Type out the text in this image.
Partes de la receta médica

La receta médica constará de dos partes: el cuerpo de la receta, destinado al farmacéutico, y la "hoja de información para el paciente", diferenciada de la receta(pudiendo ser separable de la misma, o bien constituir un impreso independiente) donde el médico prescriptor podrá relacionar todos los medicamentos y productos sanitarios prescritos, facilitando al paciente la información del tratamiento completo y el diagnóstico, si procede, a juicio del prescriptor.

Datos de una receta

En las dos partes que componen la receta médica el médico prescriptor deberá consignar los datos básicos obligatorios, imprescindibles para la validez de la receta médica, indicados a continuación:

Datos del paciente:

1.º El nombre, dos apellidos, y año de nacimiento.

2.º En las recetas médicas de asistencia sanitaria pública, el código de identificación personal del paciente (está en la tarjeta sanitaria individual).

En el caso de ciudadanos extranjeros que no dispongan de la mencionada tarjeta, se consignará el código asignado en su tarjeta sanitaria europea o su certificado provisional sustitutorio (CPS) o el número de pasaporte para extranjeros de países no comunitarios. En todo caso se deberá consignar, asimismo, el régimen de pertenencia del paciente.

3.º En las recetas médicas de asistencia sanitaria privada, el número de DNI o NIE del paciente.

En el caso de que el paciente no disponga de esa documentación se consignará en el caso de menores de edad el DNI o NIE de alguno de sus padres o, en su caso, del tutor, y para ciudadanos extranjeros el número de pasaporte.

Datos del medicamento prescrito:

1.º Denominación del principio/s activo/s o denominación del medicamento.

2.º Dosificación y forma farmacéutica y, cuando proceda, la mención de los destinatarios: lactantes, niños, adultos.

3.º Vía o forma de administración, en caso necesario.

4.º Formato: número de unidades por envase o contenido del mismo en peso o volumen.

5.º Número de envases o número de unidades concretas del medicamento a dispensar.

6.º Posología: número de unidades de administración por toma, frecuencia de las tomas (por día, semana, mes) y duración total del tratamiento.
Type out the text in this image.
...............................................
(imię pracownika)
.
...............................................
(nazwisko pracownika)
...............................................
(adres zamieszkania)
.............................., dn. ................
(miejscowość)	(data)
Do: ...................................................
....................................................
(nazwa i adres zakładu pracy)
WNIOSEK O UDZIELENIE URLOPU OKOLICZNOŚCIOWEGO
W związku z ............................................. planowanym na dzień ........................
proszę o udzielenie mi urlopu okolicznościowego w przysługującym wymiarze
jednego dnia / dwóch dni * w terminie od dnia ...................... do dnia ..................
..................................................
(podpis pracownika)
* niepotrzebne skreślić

TO BE DONE » Copy every line of the records word for word.

TASK RESULT »
Type out the text in this image.
Partes de la receta médica

La receta médica constará de dos partes: el cuerpo de la receta, destinado al farmacéutico, y la "hoja de información para el paciente", diferenciada de la receta(pudiendo ser separable de la misma, o bien constituir un impreso independiente) donde el médico prescriptor podrá relacionar todos los medicamentos y productos sanitarios prescritos, facilitando al paciente la información del tratamiento completo y el diagnóstico, si procede, a juicio del prescriptor.

Datos de una receta

En las dos partes que componen la receta médica el médico prescriptor deberá consignar los datos básicos obligatorios, imprescindibles para la validez de la receta médica, indicados a continuación:

Datos del paciente:

1.º El nombre, dos apellidos, y año de nacimiento.

2.º En las recetas médicas de asistencia sanitaria pública, el código de identificación personal del paciente (está en la tarjeta sanitaria individual).

En el caso de ciudadanos extranjeros que no dispongan de la mencionada tarjeta, se consignará el código asignado en su tarjeta sanitaria europea o su certificado provisional sustitutorio (CPS) o el número de pasaporte para extranjeros de países no comunitarios. En todo caso se deberá consignar, asimismo, el régimen de pertenencia del paciente.

3.º En las recetas médicas de asistencia sanitaria privada, el número de DNI o NIE del paciente.

En el caso de que el paciente no disponga de esa documentación se consignará en el caso de menores de edad el DNI o NIE de alguno de sus padres o, en su caso, del tutor, y para ciudadanos extranjeros el número de pasaporte.

Datos del medicamento prescrito:

1.º Denominación del principio/s activo/s o denominación del medicamento.

2.º Dosificación y forma farmacéutica y, cuando proceda, la mención de los destinatarios: lactantes, niños, adultos.

3.º Vía o forma de administración, en caso necesario.

4.º Formato: número de unidades por envase o contenido del mismo en peso o volumen.

5.º Número de envases o número de unidades concretas del medicamento a dispensar.

6.º Posología: número de unidades de administración por toma, frecuencia de las tomas (por día, semana, mes) y duración total del tratamiento.
Type out the text in this image.
...............................................
(imię pracownika)
.
...............................................
(nazwisko pracownika)
...............................................
(adres zamieszkania)
.............................., dn. ................
(miejscowość)	(data)
Do: ...................................................
....................................................
(nazwa i adres zakładu pracy)
WNIOSEK O UDZIELENIE URLOPU OKOLICZNOŚCIOWEGO
W związku z ............................................. planowanym na dzień ........................
proszę o udzielenie mi urlopu okolicznościowego w przysługującym wymiarze
jednego dnia / dwóch dni * w terminie od dnia ...................... do dnia ..................
..................................................
(podpis pracownika)
* niepotrzebne skreślić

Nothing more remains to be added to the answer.